• The exercise: Images embedded in the records are excluded; print everything else exactly as given.

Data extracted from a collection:
*-*-*

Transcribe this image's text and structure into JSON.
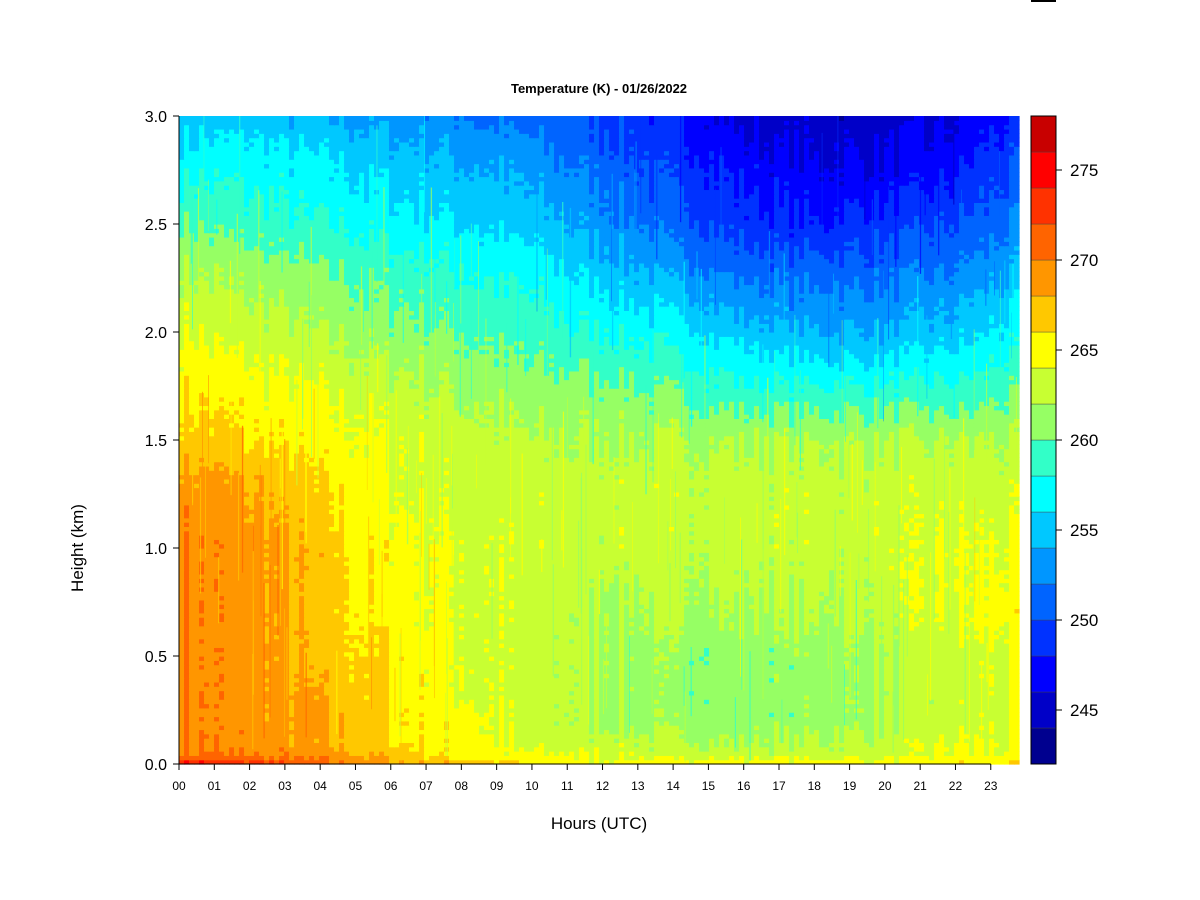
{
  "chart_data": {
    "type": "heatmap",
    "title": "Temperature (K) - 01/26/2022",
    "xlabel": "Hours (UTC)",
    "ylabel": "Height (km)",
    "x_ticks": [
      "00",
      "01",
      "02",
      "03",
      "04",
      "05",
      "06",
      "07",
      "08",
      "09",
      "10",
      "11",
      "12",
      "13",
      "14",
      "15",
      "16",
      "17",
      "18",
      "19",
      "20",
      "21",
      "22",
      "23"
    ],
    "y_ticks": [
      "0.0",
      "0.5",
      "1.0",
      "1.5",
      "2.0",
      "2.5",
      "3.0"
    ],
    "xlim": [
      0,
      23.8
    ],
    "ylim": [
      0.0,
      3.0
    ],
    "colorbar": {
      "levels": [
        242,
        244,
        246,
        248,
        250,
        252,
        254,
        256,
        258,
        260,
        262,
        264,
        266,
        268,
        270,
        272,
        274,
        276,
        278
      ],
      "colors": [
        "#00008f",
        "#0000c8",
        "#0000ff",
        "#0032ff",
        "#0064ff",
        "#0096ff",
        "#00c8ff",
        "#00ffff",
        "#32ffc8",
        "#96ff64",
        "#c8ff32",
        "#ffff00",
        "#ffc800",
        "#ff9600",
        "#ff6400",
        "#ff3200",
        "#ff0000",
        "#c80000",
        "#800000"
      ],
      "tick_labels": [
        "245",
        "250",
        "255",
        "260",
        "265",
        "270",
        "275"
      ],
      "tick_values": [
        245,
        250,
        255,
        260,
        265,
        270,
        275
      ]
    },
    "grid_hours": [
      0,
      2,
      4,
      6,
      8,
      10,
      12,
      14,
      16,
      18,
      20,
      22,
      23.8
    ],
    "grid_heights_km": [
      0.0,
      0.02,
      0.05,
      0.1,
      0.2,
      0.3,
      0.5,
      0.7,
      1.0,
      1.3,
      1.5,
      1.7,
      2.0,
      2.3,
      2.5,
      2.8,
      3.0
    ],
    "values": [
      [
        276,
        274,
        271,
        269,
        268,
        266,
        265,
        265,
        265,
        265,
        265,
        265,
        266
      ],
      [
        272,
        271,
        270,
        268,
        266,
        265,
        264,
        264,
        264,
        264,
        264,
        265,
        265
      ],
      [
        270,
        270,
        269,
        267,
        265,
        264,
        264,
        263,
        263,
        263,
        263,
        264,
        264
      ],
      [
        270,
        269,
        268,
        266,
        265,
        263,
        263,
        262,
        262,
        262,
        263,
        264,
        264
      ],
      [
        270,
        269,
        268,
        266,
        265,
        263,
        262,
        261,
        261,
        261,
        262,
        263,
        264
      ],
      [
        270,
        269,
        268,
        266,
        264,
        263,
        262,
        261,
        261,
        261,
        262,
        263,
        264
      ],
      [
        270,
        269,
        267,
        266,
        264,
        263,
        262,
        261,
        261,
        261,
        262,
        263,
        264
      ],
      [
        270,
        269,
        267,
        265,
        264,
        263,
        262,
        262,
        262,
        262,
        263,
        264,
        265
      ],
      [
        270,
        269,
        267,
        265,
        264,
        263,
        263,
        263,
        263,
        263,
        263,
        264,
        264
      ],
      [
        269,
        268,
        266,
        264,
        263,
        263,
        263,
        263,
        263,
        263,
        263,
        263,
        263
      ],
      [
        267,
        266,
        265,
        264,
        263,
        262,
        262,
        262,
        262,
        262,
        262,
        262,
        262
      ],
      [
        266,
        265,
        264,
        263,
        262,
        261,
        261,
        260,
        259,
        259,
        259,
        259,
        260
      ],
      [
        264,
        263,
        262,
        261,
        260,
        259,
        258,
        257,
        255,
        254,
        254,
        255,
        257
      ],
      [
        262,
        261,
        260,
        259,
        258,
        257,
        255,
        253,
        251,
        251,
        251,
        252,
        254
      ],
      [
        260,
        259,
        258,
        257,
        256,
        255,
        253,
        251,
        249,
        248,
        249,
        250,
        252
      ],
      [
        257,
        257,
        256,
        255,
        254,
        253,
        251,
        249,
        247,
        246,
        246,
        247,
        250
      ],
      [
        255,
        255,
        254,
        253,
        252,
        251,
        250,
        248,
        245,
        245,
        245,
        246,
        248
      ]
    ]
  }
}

*-*-*

• Complete response:
Transcribe this image's text and structure into JSON.
{
  "chart_data": {
    "type": "heatmap",
    "title": "Temperature (K) - 01/26/2022",
    "xlabel": "Hours (UTC)",
    "ylabel": "Height (km)",
    "x_ticks": [
      "00",
      "01",
      "02",
      "03",
      "04",
      "05",
      "06",
      "07",
      "08",
      "09",
      "10",
      "11",
      "12",
      "13",
      "14",
      "15",
      "16",
      "17",
      "18",
      "19",
      "20",
      "21",
      "22",
      "23"
    ],
    "y_ticks": [
      "0.0",
      "0.5",
      "1.0",
      "1.5",
      "2.0",
      "2.5",
      "3.0"
    ],
    "xlim": [
      0,
      23.8
    ],
    "ylim": [
      0.0,
      3.0
    ],
    "colorbar": {
      "levels": [
        242,
        244,
        246,
        248,
        250,
        252,
        254,
        256,
        258,
        260,
        262,
        264,
        266,
        268,
        270,
        272,
        274,
        276,
        278
      ],
      "colors": [
        "#00008f",
        "#0000c8",
        "#0000ff",
        "#0032ff",
        "#0064ff",
        "#0096ff",
        "#00c8ff",
        "#00ffff",
        "#32ffc8",
        "#96ff64",
        "#c8ff32",
        "#ffff00",
        "#ffc800",
        "#ff9600",
        "#ff6400",
        "#ff3200",
        "#ff0000",
        "#c80000",
        "#800000"
      ],
      "tick_labels": [
        "245",
        "250",
        "255",
        "260",
        "265",
        "270",
        "275"
      ],
      "tick_values": [
        245,
        250,
        255,
        260,
        265,
        270,
        275
      ]
    },
    "grid_hours": [
      0,
      2,
      4,
      6,
      8,
      10,
      12,
      14,
      16,
      18,
      20,
      22,
      23.8
    ],
    "grid_heights_km": [
      0.0,
      0.02,
      0.05,
      0.1,
      0.2,
      0.3,
      0.5,
      0.7,
      1.0,
      1.3,
      1.5,
      1.7,
      2.0,
      2.3,
      2.5,
      2.8,
      3.0
    ],
    "values": [
      [
        276,
        274,
        271,
        269,
        268,
        266,
        265,
        265,
        265,
        265,
        265,
        265,
        266
      ],
      [
        272,
        271,
        270,
        268,
        266,
        265,
        264,
        264,
        264,
        264,
        264,
        265,
        265
      ],
      [
        270,
        270,
        269,
        267,
        265,
        264,
        264,
        263,
        263,
        263,
        263,
        264,
        264
      ],
      [
        270,
        269,
        268,
        266,
        265,
        263,
        263,
        262,
        262,
        262,
        263,
        264,
        264
      ],
      [
        270,
        269,
        268,
        266,
        265,
        263,
        262,
        261,
        261,
        261,
        262,
        263,
        264
      ],
      [
        270,
        269,
        268,
        266,
        264,
        263,
        262,
        261,
        261,
        261,
        262,
        263,
        264
      ],
      [
        270,
        269,
        267,
        266,
        264,
        263,
        262,
        261,
        261,
        261,
        262,
        263,
        264
      ],
      [
        270,
        269,
        267,
        265,
        264,
        263,
        262,
        262,
        262,
        262,
        263,
        264,
        265
      ],
      [
        270,
        269,
        267,
        265,
        264,
        263,
        263,
        263,
        263,
        263,
        263,
        264,
        264
      ],
      [
        269,
        268,
        266,
        264,
        263,
        263,
        263,
        263,
        263,
        263,
        263,
        263,
        263
      ],
      [
        267,
        266,
        265,
        264,
        263,
        262,
        262,
        262,
        262,
        262,
        262,
        262,
        262
      ],
      [
        266,
        265,
        264,
        263,
        262,
        261,
        261,
        260,
        259,
        259,
        259,
        259,
        260
      ],
      [
        264,
        263,
        262,
        261,
        260,
        259,
        258,
        257,
        255,
        254,
        254,
        255,
        257
      ],
      [
        262,
        261,
        260,
        259,
        258,
        257,
        255,
        253,
        251,
        251,
        251,
        252,
        254
      ],
      [
        260,
        259,
        258,
        257,
        256,
        255,
        253,
        251,
        249,
        248,
        249,
        250,
        252
      ],
      [
        257,
        257,
        256,
        255,
        254,
        253,
        251,
        249,
        247,
        246,
        246,
        247,
        250
      ],
      [
        255,
        255,
        254,
        253,
        252,
        251,
        250,
        248,
        245,
        245,
        245,
        246,
        248
      ]
    ]
  }
}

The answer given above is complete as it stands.